**TASK STATEMENT:** Below are some entries. Copy each line that holds the string "Software".
########
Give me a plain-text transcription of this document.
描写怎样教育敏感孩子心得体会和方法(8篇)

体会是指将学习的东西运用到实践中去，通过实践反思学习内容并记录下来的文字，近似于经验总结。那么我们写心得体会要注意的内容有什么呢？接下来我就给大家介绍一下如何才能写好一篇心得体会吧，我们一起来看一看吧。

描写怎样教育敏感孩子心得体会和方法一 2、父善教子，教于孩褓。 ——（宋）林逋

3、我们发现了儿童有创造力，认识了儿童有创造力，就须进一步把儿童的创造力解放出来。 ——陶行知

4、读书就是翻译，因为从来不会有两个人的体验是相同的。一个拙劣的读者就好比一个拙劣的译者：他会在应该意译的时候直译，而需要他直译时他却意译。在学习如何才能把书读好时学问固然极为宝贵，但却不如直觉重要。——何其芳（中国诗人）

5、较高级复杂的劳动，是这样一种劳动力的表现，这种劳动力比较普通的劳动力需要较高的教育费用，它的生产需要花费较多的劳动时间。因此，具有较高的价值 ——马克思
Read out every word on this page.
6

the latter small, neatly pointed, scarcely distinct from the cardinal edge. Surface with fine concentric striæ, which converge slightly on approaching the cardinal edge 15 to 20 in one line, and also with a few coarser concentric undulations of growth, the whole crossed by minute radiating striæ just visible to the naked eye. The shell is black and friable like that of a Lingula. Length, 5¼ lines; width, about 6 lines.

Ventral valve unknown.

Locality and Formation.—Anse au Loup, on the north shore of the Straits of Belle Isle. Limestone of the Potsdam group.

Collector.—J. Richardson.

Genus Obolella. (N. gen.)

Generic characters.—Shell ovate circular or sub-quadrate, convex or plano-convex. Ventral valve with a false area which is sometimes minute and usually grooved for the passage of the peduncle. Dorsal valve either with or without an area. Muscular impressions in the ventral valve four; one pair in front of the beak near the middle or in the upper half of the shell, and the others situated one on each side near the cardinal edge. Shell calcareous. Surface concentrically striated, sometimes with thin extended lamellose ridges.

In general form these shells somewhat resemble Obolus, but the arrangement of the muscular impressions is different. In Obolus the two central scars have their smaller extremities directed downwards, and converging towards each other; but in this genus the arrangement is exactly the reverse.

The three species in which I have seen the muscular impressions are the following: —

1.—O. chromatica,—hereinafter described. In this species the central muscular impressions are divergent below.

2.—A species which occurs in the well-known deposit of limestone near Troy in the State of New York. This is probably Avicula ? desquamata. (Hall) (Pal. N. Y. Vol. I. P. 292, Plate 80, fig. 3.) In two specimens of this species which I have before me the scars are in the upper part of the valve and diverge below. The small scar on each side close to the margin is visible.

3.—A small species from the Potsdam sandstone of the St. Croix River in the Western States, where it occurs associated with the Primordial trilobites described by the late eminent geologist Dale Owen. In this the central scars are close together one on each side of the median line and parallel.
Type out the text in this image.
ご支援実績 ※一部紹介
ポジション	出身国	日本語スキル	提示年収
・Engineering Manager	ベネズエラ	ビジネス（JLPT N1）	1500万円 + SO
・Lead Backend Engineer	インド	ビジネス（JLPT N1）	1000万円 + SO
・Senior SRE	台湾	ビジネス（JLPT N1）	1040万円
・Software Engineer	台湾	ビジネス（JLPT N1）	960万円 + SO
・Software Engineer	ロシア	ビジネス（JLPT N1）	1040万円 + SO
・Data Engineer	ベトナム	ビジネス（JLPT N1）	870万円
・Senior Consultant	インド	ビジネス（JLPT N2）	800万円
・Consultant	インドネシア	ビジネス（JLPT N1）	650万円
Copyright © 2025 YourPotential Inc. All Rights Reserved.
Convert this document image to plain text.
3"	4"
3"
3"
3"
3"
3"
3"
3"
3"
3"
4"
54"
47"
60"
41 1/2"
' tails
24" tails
########
**FINAL RESULT:**
・Software Engineer	台湾	ビジネス（JLPT N1）	960万円 + SO
・Software Engineer	ロシア	ビジネス（JLPT N1）	1040万円 + SO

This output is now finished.